RECORDS FOR THE EXERCISE
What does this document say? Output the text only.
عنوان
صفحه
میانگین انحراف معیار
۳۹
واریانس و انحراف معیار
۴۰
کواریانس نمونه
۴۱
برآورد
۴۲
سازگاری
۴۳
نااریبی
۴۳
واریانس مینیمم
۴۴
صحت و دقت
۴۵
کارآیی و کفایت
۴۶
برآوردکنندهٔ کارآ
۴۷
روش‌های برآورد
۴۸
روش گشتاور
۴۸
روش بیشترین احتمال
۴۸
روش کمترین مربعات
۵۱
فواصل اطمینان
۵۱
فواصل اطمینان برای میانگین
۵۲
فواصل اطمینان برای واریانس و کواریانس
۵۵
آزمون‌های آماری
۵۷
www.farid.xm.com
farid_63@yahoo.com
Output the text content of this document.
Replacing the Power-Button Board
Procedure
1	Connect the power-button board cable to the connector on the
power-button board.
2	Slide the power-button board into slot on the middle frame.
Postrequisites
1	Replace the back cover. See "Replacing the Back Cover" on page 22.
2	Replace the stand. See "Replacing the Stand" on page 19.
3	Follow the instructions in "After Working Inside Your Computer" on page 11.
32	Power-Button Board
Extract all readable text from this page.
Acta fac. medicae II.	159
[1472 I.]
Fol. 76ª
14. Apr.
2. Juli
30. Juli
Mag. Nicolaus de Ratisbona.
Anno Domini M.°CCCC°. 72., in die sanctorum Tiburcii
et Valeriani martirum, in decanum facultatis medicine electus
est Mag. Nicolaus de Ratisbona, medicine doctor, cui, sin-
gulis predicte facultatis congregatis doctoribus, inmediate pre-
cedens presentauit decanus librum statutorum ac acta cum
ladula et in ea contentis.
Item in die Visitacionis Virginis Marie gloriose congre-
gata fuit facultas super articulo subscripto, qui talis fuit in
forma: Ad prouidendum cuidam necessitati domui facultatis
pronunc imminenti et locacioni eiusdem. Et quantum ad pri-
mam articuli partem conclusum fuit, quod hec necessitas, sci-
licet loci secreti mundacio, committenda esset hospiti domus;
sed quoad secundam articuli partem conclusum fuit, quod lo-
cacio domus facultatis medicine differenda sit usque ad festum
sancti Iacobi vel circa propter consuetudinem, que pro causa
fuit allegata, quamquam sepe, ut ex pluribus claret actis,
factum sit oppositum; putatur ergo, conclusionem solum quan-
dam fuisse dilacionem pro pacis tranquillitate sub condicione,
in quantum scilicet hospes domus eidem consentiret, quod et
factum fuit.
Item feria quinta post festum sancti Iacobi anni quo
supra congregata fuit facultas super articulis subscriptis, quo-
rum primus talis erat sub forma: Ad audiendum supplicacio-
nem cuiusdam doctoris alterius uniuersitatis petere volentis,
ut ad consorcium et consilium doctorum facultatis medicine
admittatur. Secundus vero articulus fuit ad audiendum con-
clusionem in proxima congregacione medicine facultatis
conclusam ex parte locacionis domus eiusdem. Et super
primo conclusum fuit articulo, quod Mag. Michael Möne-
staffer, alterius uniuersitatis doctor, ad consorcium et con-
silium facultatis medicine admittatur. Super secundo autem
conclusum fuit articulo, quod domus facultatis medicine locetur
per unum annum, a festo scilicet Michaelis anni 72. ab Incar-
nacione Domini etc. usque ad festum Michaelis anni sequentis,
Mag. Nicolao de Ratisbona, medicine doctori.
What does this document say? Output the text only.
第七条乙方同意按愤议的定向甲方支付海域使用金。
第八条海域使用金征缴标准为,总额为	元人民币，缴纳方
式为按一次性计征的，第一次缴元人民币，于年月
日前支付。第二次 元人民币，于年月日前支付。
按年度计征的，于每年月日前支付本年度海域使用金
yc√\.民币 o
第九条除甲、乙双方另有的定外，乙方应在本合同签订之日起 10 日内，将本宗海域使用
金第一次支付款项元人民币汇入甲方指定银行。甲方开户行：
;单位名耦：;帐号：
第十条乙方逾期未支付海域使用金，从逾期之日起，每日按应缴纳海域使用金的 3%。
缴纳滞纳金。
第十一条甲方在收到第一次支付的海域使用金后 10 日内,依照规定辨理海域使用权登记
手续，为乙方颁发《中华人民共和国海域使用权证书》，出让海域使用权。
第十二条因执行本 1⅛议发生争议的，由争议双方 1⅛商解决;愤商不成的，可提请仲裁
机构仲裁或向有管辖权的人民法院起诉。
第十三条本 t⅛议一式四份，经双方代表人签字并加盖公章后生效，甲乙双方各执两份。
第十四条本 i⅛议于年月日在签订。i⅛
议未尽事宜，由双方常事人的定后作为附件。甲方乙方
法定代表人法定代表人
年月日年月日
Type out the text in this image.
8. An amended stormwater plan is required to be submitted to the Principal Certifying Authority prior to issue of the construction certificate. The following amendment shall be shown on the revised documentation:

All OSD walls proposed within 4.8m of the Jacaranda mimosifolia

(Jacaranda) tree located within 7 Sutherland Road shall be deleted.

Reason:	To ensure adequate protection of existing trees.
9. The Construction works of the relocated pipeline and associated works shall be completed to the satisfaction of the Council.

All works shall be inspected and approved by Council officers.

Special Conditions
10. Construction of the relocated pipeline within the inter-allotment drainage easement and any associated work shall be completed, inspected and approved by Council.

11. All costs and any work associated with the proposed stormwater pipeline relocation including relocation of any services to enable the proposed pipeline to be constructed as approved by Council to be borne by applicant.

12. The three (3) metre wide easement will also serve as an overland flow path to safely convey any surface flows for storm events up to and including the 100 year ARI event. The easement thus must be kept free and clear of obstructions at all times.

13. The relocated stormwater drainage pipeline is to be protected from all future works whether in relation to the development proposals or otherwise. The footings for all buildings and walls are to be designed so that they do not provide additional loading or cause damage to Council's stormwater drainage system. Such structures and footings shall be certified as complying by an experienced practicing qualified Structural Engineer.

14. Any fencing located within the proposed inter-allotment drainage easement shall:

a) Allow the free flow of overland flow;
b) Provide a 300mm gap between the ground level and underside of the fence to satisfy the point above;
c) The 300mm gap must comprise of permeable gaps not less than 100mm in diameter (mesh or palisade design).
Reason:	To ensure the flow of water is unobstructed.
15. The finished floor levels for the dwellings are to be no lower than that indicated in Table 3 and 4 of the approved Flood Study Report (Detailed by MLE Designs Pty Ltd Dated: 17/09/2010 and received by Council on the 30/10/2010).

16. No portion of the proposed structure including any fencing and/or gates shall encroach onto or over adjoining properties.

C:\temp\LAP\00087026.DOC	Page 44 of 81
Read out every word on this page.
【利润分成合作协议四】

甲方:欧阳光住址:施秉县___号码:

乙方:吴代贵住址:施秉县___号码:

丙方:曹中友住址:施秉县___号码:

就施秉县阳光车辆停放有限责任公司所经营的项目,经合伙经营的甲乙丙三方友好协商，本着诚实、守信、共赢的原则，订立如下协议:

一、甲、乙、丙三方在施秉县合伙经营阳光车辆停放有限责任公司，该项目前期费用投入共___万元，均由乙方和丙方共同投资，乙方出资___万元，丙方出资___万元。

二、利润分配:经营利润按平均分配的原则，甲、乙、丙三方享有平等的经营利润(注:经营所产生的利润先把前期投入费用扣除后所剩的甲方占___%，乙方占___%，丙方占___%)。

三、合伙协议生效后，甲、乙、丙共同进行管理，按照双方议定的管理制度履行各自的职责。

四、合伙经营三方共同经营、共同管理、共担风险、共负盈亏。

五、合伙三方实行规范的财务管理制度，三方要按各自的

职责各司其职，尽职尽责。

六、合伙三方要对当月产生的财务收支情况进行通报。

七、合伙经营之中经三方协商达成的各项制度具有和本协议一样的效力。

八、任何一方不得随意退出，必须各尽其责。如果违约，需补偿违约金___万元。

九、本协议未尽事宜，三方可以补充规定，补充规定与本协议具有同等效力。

THE PROBLEM
From the listing above, return each line with the word "within".

REPLY TO THE EXERCISE
All OSD walls proposed within 4.8m of the Jacaranda mimosifolia
(Jacaranda) tree located within 7 Sutherland Road shall be deleted.
10. Construction of the relocated pipeline within the inter-allotment drainage easement and any associated work shall be completed, inspected and approved by Council.
14. Any fencing located within the proposed inter-allotment drainage easement shall:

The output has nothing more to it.